The problem: Tally the lines containing the word "blood", and report the tally alone.

Records to use:
——
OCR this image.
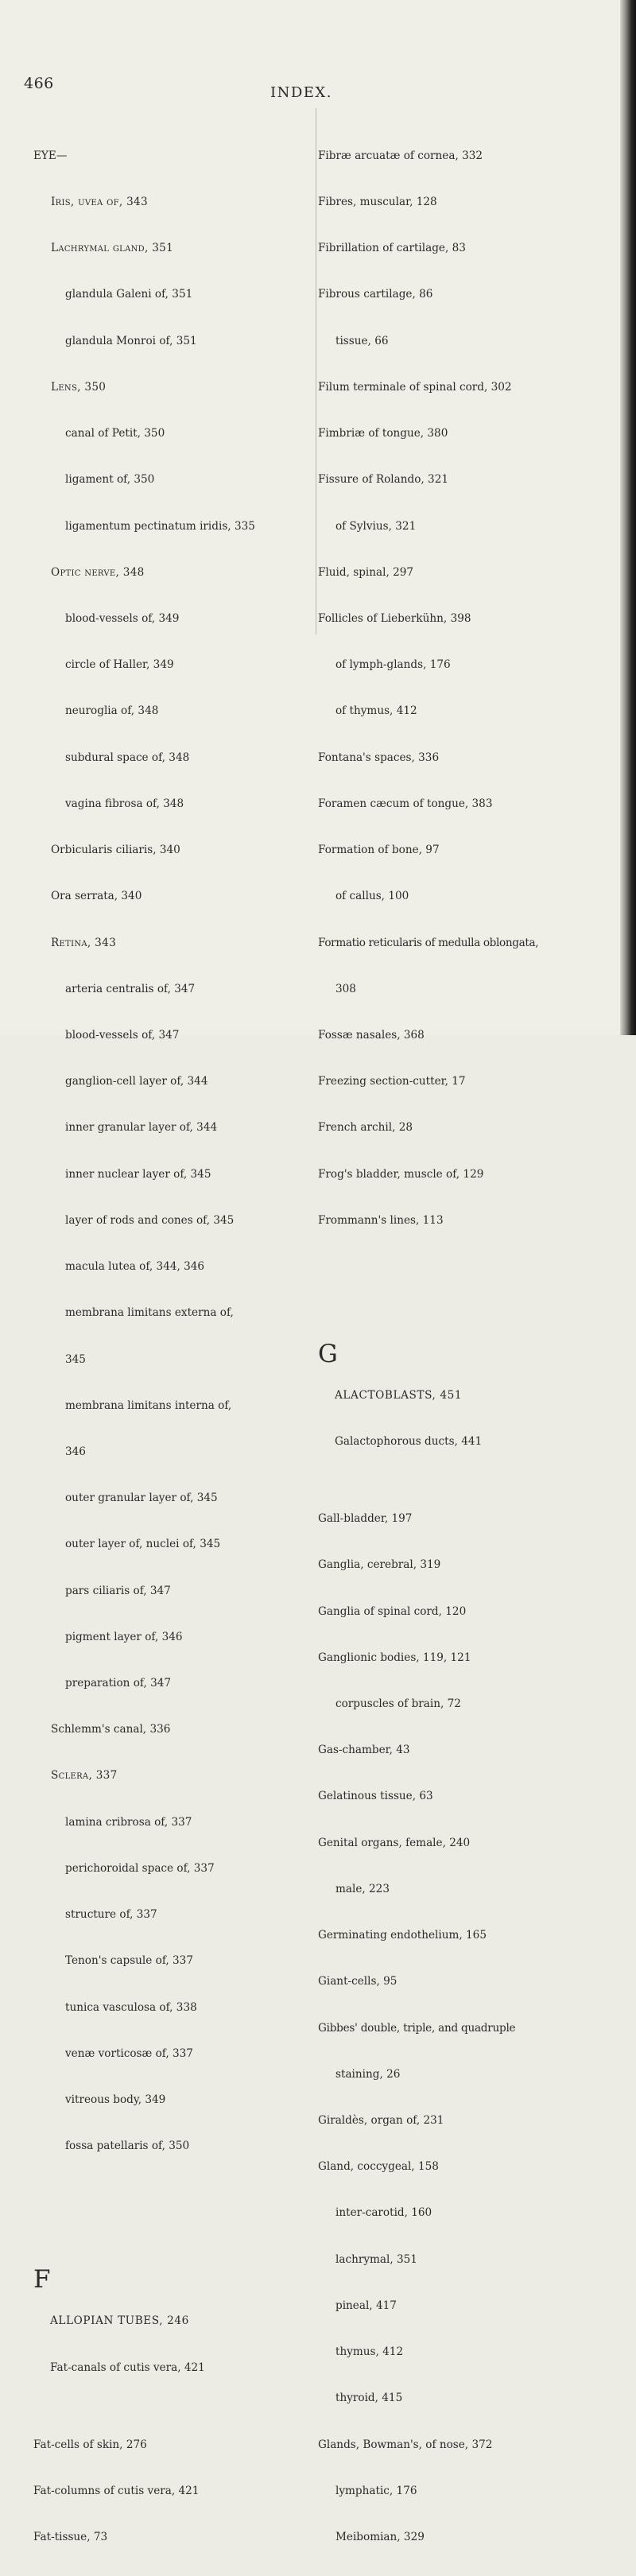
466
INDEX.

EYE—

Iris, uvea of, 343

Lachrymal gland, 351

glandula Galeni of, 351

glandula Monroi of, 351

Lens, 350

canal of Petit, 350

ligament of, 350

ligamentum pectinatum iridis, 335

Optic nerve, 348

blood-vessels of, 349

circle of Haller, 349

neuroglia of, 348

subdural space of, 348

vagina fibrosa of, 348

Orbicularis ciliaris, 340

Ora serrata, 340

Retina, 343

arteria centralis of, 347

blood-vessels of, 347

ganglion-cell layer of, 344

inner granular layer of, 344

inner nuclear layer of, 345

layer of rods and cones of, 345

macula lutea of, 344, 346

membrana limitans externa of,

345

membrana limitans interna of,

346

outer granular layer of, 345

outer layer of, nuclei of, 345

pars ciliaris of, 347

pigment layer of, 346

preparation of, 347

Schlemm's canal, 336

Sclera, 337

lamina cribrosa of, 337

perichoroidal space of, 337

structure of, 337

Tenon's capsule of, 337

tunica vasculosa of, 338

venæ vorticosæ of, 337

vitreous body, 349

fossa patellaris of, 350

F

ALLOPIAN TUBES, 246

Fat-canals of cutis vera, 421

Fat-cells of skin, 276

Fat-columns of cutis vera, 421

Fat-tissue, 73

Fibræ arcuatæ of cornea, 332

Fibres, muscular, 128

Fibrillation of cartilage, 83

Fibrous cartilage, 86

tissue, 66

Filum terminale of spinal cord, 302

Fimbriæ of tongue, 380

Fissure of Rolando, 321

of Sylvius, 321

Fluid, spinal, 297

Follicles of Lieberkühn, 398

of lymph-glands, 176

of thymus, 412

Fontana's spaces, 336

Foramen cæcum of tongue, 383

Formation of bone, 97

of callus, 100

Formatio reticularis of medulla oblongata,

308

Fossæ nasales, 368

Freezing section-cutter, 17

French archil, 28

Frog's bladder, muscle of, 129

Frommann's lines, 113

G

ALACTOBLASTS, 451

Galactophorous ducts, 441

Gall-bladder, 197

Ganglia, cerebral, 319

Ganglia of spinal cord, 120

Ganglionic bodies, 119, 121

corpuscles of brain, 72

Gas-chamber, 43

Gelatinous tissue, 63

Genital organs, female, 240

male, 223

Germinating endothelium, 165

Giant-cells, 95

Gibbes' double, triple, and quadruple

staining, 26

Giraldès, organ of, 231

Gland, coccygeal, 158

inter-carotid, 160

lachrymal, 351

pineal, 417

thymus, 412

thyroid, 415

Glands, Bowman's, of nose, 372

lymphatic, 176

Meibomian, 329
——
Output below: 2